> **Brief**:
Locate the string "JSON" in the records below. Copy every line where it occurs.

(Extracted data entries)
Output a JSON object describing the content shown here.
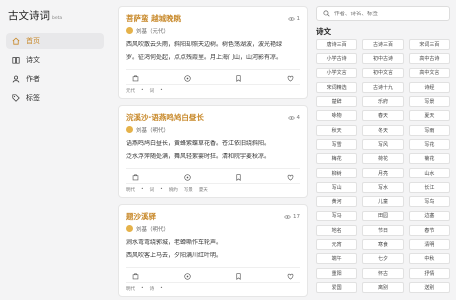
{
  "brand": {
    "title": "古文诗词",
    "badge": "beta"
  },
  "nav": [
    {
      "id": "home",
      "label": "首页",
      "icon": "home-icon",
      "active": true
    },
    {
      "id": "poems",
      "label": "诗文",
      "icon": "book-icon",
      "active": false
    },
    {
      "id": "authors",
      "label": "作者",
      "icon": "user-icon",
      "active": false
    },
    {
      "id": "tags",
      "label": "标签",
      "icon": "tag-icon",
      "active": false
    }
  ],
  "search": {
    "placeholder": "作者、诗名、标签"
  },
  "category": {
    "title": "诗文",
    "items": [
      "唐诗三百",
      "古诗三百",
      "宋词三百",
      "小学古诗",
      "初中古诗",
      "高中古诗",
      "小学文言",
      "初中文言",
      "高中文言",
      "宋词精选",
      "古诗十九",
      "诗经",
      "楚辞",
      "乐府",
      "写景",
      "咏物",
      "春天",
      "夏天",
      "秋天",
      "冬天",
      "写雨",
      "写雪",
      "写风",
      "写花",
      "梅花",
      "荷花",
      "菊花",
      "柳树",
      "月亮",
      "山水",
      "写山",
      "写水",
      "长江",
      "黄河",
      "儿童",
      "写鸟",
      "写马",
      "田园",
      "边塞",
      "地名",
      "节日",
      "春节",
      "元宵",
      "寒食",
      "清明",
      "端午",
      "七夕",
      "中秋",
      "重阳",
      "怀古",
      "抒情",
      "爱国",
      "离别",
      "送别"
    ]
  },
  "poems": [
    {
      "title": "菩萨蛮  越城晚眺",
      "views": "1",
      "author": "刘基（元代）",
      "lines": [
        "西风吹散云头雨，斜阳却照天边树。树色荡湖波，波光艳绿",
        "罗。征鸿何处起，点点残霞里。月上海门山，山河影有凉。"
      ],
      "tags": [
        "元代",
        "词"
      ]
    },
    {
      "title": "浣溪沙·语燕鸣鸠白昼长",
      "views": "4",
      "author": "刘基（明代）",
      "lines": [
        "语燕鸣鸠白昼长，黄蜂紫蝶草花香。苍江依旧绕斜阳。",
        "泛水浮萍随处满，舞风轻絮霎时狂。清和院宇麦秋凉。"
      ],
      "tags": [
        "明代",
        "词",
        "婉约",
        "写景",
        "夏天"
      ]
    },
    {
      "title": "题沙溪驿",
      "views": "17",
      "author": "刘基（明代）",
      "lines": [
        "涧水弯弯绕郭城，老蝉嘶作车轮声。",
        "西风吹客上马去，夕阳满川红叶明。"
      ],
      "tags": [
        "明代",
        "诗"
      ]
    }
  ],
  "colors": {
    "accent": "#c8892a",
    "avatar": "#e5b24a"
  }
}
* * *
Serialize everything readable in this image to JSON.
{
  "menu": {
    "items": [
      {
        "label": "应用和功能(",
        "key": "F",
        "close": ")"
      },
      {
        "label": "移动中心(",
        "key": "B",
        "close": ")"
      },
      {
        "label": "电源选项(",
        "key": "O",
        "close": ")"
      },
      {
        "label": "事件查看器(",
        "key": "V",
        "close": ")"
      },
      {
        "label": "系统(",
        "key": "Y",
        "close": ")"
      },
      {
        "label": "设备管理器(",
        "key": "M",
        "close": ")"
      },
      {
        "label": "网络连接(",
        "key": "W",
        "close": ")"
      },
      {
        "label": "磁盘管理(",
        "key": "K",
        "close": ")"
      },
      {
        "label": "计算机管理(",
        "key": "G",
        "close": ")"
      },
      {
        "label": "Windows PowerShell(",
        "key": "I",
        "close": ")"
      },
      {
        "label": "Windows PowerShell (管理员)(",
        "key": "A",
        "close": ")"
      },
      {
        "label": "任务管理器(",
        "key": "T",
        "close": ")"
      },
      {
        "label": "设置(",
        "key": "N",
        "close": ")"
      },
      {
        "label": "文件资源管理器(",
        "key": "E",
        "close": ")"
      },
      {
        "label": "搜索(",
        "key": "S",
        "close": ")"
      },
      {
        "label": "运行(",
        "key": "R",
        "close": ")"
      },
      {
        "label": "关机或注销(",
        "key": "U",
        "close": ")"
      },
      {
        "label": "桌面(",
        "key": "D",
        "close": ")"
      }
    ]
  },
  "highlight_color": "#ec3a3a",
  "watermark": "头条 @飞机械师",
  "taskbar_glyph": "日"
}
...
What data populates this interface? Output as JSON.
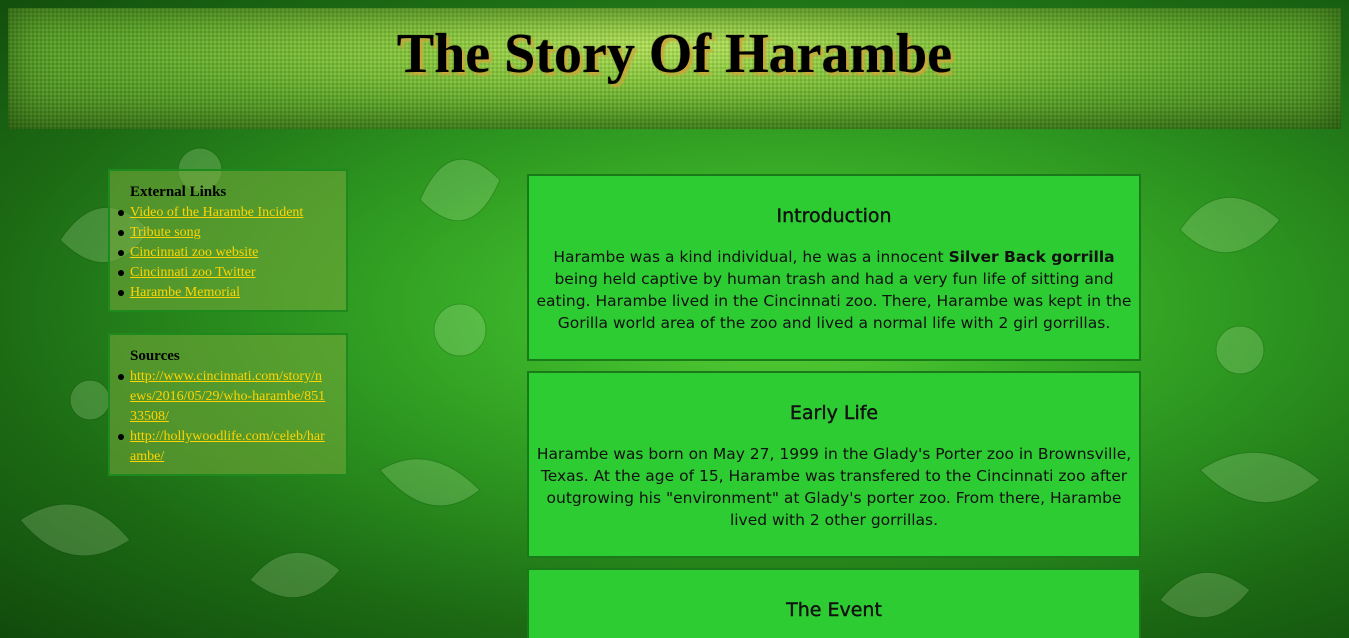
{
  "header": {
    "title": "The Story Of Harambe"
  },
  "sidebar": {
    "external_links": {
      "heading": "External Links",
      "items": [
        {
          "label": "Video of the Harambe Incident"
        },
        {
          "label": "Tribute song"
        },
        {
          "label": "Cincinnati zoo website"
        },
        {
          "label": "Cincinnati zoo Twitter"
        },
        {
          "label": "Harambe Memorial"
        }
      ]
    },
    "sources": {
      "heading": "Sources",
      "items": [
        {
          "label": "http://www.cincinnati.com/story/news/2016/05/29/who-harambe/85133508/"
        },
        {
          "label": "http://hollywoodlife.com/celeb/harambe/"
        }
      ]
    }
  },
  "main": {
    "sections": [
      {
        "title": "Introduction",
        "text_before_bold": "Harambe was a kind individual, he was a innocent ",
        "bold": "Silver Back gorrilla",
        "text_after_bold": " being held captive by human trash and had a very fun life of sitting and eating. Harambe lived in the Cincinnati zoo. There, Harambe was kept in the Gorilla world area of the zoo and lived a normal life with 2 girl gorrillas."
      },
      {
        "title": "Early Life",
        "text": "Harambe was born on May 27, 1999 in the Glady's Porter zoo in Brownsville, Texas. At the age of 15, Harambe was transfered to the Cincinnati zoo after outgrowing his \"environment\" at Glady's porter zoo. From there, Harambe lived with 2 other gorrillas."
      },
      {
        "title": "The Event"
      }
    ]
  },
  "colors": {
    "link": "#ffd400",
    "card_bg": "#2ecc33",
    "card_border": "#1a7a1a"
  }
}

> **Result of this exercise**:
Output a JSON object describing the content shown here.
Serialize everything readable in this image to JSON.
What data populates this interface? Output as JSON.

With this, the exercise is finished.